**Job**
Of all the lines in the material, how many include the word "label"? Reply with the number alone.

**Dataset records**
—————
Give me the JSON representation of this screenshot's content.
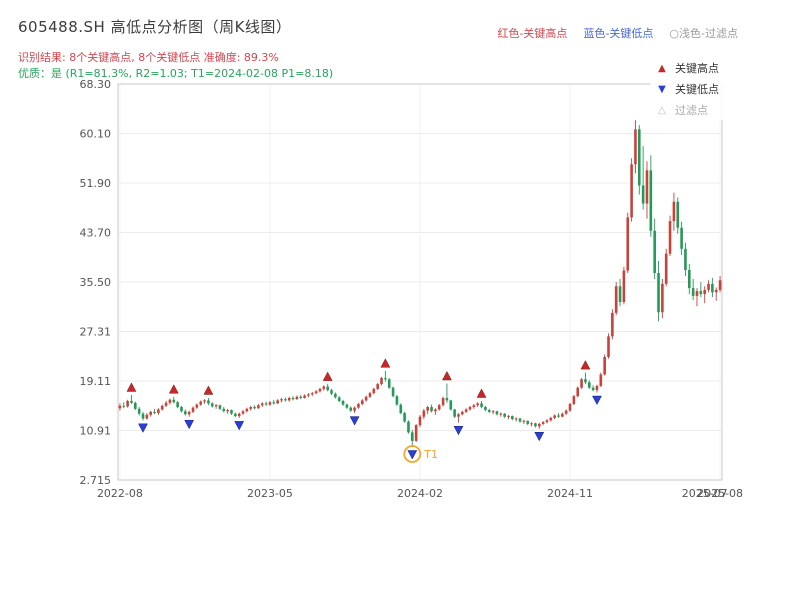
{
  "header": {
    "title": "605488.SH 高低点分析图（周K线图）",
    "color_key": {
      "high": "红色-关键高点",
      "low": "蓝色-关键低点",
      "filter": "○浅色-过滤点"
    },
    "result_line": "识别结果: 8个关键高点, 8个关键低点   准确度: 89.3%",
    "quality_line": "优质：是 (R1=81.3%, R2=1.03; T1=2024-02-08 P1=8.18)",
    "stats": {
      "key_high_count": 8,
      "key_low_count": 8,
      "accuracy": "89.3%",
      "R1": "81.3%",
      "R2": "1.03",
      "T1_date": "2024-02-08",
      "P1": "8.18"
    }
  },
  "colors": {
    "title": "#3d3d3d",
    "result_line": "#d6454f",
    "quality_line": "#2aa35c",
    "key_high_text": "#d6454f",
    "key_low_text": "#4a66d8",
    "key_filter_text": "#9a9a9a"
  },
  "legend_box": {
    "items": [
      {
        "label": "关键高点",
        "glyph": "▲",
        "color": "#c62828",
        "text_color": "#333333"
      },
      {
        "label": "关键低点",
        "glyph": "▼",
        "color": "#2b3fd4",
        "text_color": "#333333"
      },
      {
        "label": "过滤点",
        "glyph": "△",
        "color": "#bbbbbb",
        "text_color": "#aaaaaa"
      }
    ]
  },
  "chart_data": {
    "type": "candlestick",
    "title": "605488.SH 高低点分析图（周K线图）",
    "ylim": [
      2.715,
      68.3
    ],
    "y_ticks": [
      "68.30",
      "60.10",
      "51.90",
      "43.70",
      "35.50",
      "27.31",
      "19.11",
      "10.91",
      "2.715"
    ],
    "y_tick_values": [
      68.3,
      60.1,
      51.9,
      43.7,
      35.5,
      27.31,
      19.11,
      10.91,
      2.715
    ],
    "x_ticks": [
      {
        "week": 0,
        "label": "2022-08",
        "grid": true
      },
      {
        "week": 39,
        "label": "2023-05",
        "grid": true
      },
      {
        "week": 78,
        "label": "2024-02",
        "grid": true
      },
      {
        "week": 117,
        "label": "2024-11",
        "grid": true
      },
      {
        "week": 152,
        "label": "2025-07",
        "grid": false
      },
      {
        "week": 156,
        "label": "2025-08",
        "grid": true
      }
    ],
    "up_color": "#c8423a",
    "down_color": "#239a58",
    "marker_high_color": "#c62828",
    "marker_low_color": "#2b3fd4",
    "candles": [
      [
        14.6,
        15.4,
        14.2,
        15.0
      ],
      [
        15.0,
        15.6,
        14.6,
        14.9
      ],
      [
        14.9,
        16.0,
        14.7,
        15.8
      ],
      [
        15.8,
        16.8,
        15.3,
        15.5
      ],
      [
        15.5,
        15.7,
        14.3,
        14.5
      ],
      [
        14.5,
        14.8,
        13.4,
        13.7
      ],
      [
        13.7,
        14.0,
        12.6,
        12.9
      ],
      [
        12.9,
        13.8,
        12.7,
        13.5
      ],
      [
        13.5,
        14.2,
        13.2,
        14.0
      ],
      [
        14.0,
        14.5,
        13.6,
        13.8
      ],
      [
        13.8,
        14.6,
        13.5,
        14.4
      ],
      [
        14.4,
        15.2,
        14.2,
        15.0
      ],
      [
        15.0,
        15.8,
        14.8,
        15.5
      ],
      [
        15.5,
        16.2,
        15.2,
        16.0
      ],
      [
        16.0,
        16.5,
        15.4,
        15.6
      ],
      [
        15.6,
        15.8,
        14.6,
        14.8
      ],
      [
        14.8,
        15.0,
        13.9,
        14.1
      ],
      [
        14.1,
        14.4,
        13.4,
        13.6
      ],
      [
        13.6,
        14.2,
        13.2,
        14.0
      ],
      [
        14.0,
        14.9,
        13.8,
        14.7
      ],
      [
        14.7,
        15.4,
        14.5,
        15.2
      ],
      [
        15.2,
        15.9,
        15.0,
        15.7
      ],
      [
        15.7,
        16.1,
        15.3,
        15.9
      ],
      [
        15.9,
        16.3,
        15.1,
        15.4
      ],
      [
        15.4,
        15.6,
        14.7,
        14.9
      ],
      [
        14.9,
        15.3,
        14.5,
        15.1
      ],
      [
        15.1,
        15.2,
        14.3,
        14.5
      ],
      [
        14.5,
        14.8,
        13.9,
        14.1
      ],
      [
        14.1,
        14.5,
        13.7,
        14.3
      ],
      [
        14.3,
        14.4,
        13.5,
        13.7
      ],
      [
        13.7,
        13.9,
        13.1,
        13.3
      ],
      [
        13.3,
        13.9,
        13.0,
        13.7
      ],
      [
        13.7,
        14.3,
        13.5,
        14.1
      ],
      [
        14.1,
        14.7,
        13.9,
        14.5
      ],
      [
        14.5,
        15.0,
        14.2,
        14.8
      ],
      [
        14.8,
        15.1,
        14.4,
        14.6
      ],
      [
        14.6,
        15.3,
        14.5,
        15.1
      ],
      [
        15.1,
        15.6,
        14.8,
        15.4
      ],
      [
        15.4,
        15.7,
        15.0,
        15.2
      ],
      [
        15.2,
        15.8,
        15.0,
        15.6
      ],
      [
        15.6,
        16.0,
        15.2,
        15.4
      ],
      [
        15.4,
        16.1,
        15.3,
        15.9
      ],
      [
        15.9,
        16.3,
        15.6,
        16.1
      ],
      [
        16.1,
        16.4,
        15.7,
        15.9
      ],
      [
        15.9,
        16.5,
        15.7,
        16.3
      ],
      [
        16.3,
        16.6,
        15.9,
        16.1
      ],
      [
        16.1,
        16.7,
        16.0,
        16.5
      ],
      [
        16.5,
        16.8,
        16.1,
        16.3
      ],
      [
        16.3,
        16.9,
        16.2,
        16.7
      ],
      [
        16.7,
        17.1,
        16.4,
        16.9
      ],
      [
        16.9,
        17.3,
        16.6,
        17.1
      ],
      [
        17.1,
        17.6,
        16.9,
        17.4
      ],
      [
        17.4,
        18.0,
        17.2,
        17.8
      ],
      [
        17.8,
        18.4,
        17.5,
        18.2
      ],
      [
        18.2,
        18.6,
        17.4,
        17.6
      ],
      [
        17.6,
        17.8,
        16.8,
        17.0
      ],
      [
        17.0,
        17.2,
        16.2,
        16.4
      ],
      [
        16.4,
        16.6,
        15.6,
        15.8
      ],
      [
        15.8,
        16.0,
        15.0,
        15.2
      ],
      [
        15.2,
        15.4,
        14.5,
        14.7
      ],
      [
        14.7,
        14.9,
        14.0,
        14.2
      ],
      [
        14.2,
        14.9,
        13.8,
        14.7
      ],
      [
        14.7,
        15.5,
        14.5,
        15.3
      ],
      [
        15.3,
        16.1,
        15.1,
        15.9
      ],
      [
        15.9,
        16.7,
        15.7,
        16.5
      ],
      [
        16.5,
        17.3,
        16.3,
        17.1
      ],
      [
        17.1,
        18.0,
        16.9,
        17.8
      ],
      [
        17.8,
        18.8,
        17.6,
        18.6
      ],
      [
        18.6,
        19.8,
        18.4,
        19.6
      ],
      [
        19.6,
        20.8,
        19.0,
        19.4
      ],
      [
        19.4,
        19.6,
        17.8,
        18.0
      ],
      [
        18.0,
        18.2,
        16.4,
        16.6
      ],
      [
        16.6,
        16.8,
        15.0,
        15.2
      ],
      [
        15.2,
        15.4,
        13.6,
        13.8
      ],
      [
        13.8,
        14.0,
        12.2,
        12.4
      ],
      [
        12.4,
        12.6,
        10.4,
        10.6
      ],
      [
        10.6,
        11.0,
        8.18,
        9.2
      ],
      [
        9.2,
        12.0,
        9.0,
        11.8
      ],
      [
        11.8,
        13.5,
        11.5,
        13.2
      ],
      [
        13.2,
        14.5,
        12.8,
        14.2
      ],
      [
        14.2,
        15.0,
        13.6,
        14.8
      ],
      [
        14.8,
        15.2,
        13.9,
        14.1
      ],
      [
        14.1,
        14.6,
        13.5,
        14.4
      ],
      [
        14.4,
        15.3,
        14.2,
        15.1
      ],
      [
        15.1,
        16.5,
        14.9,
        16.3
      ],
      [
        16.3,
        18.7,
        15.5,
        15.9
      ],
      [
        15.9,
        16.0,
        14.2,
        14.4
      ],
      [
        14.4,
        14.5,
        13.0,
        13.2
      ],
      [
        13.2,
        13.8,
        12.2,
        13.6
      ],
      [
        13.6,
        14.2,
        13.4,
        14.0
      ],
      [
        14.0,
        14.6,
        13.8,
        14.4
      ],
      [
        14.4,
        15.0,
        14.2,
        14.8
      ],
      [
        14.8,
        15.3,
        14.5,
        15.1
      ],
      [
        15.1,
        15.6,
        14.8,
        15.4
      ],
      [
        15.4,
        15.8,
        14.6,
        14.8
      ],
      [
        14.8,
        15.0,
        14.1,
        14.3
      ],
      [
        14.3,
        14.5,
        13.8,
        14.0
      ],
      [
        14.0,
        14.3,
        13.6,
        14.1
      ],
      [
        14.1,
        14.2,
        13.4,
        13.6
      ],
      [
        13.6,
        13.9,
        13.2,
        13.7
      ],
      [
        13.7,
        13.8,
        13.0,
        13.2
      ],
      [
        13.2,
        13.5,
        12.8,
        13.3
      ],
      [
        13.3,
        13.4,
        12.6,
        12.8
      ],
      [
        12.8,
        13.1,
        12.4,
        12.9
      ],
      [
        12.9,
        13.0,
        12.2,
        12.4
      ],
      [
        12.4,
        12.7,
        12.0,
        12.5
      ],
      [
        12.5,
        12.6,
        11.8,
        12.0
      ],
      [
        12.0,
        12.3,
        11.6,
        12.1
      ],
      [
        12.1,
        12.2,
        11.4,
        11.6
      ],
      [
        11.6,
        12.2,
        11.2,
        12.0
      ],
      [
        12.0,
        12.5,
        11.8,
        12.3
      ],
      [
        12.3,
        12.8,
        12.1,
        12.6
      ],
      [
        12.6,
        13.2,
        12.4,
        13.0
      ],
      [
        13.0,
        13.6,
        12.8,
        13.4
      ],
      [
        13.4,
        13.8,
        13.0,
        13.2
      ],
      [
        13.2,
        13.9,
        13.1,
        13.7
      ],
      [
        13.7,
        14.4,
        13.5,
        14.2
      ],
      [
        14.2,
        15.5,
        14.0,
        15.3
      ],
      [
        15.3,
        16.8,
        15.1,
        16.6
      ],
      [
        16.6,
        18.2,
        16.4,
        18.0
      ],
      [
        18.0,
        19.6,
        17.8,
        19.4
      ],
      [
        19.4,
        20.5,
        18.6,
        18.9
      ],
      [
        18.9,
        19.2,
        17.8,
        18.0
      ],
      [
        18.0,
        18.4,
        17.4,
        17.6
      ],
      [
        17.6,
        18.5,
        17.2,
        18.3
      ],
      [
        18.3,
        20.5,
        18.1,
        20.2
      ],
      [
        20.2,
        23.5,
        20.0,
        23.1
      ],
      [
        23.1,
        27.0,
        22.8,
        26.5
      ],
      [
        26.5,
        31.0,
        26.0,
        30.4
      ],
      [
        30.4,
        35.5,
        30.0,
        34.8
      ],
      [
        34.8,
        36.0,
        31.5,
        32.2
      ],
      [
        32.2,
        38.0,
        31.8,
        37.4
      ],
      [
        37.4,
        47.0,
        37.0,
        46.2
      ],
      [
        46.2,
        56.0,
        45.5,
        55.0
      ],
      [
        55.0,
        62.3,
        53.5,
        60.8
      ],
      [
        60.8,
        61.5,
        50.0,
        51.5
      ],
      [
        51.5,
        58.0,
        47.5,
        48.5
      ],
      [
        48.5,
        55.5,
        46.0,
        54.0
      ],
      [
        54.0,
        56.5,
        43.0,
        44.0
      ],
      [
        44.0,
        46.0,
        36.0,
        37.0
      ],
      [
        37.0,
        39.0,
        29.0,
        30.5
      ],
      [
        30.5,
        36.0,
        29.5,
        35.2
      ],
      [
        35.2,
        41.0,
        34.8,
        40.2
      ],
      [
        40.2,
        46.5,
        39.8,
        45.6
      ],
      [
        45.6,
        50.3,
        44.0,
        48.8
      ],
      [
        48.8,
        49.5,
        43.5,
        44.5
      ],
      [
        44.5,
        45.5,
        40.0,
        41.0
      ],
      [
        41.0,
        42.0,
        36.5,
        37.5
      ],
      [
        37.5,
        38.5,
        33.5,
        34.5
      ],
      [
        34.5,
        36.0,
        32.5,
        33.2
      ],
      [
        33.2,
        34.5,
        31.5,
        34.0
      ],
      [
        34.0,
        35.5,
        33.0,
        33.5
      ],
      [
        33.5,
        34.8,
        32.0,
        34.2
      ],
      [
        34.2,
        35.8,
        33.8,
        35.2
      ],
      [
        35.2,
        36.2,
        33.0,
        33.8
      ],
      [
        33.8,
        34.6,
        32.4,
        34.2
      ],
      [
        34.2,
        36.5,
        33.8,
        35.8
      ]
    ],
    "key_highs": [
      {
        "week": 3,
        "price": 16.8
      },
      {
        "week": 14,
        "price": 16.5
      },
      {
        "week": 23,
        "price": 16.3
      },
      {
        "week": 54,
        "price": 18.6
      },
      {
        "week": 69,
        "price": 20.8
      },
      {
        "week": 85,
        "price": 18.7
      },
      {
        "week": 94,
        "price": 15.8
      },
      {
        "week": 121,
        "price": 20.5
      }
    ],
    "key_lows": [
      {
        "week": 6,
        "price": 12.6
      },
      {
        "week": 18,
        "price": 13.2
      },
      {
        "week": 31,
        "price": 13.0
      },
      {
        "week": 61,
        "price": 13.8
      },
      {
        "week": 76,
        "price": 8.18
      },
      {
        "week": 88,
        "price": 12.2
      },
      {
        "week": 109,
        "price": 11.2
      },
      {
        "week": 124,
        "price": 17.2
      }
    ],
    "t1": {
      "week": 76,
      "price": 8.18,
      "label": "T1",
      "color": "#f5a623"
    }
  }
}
—————
**Expected output**
10